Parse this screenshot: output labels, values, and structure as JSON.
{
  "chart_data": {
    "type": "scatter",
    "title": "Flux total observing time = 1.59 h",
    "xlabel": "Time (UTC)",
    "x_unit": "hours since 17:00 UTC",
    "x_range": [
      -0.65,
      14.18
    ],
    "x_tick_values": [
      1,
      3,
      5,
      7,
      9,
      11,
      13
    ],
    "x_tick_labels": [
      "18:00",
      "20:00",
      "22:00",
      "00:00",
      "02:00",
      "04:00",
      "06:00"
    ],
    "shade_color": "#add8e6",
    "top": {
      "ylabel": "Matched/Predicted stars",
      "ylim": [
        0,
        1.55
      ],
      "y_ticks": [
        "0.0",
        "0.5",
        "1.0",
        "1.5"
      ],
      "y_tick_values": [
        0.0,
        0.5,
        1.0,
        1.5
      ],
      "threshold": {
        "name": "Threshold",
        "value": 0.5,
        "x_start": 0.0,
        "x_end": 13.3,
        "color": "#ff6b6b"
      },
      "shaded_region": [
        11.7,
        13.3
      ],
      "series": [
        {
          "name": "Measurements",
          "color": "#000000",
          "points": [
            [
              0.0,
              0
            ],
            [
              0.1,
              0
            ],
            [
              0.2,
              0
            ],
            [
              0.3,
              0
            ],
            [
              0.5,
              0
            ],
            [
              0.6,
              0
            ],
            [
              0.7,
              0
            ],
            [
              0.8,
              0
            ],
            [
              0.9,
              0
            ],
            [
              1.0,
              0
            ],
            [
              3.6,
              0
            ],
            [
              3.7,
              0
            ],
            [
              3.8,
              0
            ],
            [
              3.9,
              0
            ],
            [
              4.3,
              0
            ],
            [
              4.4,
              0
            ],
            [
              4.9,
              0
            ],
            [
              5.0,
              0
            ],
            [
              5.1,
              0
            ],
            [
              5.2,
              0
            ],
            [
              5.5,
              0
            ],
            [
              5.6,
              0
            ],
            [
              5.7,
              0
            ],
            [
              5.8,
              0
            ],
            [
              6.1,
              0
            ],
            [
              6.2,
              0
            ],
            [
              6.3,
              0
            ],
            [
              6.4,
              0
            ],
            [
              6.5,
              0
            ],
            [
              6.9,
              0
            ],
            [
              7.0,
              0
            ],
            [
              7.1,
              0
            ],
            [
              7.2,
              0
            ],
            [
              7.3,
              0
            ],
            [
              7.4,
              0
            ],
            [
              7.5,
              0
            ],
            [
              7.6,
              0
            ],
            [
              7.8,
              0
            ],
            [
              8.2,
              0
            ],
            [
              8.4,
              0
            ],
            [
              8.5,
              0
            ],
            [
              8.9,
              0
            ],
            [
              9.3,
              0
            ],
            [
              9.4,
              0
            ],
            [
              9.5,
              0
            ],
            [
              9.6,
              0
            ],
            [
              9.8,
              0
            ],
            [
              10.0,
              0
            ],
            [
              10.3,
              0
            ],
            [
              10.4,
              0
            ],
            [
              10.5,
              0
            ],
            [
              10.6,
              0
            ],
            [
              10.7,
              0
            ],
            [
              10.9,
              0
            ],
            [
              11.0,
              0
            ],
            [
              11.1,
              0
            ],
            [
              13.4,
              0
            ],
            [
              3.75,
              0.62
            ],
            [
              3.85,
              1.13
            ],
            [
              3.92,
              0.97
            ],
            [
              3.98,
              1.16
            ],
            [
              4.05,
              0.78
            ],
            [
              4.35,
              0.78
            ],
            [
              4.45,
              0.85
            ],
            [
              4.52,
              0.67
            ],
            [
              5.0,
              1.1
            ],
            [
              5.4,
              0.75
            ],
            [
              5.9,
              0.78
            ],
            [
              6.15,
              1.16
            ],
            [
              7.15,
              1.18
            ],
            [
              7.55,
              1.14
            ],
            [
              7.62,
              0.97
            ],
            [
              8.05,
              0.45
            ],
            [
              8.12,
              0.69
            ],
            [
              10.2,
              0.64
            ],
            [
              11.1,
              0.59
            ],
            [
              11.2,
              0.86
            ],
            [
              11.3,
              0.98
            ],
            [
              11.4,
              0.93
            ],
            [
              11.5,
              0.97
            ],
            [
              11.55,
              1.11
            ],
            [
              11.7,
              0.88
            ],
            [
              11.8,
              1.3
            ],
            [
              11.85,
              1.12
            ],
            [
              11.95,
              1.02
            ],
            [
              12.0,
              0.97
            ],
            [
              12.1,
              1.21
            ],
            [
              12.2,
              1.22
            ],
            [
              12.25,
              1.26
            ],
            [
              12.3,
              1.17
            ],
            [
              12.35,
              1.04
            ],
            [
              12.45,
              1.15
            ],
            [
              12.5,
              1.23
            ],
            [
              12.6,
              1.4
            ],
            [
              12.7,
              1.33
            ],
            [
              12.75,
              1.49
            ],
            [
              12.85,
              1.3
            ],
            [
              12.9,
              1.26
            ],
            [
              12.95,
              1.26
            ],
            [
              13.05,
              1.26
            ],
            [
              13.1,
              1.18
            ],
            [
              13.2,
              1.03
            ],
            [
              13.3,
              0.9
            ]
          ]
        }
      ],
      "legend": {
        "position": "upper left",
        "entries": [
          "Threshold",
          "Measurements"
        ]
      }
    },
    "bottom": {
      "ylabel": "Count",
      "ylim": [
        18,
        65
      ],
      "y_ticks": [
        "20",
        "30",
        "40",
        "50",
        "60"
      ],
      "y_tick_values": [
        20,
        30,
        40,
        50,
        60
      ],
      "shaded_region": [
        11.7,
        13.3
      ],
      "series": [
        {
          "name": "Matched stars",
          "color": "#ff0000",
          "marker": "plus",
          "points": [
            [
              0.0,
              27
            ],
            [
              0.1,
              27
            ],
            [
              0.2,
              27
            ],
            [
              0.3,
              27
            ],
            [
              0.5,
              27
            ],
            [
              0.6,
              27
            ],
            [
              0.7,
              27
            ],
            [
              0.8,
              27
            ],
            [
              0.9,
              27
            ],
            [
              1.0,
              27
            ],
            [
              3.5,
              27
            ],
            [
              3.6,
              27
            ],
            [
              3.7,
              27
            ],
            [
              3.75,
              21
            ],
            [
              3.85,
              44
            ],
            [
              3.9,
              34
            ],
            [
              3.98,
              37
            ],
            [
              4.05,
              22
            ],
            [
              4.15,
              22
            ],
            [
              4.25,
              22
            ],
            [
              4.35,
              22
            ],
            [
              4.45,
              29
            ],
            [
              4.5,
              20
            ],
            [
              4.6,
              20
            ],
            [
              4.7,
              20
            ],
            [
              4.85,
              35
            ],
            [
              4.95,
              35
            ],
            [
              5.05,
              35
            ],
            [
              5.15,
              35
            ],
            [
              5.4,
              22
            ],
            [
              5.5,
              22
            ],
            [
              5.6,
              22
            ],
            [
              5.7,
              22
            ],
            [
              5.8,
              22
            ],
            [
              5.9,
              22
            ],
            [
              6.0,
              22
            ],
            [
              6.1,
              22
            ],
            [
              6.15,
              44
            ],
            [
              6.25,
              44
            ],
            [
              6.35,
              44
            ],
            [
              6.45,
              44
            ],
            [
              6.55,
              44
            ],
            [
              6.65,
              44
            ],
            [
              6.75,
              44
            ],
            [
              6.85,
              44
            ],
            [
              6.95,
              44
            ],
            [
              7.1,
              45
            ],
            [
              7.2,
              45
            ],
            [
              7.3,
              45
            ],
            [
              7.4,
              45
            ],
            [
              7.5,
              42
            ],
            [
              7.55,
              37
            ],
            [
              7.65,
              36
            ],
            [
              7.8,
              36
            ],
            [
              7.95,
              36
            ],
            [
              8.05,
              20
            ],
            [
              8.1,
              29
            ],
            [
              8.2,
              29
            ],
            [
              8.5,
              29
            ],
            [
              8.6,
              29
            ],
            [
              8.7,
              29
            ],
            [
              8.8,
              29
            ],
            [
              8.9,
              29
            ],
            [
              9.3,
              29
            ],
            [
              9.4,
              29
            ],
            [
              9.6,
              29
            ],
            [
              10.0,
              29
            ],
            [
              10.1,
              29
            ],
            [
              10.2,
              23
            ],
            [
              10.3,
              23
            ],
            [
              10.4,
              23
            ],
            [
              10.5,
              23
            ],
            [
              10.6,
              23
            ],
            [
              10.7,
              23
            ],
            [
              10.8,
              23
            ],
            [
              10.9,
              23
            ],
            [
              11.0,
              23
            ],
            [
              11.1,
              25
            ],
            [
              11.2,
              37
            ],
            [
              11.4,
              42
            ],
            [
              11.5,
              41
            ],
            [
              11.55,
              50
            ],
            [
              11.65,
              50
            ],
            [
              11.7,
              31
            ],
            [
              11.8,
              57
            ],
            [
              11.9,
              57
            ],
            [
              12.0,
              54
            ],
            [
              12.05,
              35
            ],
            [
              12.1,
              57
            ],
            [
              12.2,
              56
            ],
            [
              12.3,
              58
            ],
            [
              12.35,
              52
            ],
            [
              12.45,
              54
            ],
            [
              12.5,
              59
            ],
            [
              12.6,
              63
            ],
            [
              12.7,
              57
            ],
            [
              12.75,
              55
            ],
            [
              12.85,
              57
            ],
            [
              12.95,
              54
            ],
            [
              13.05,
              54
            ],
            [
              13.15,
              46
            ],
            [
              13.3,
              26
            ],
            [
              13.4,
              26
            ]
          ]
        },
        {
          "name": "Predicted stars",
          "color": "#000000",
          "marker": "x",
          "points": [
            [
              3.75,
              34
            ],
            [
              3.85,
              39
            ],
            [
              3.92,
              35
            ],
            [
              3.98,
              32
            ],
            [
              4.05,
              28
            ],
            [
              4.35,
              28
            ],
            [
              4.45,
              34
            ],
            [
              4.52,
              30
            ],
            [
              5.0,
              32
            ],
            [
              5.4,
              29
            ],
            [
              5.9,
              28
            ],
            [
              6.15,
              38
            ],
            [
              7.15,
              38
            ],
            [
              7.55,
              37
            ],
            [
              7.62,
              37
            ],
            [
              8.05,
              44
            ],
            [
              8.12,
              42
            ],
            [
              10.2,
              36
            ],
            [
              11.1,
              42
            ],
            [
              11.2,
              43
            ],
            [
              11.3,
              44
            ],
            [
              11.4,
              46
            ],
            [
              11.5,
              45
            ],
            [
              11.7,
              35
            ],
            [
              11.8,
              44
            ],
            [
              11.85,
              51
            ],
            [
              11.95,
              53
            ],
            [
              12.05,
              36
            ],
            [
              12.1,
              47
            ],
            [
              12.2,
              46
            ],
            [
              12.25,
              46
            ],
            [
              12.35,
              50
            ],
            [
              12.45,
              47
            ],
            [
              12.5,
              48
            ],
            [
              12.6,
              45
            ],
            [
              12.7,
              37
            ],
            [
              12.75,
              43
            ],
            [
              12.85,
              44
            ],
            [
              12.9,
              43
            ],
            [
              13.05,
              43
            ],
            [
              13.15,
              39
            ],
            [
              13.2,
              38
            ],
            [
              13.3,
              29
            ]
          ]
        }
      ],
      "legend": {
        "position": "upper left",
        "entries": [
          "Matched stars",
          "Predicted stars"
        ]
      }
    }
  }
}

——

Answer with one number only: how many lines above contain the word "stars".

REPLY TO THE TASK » 5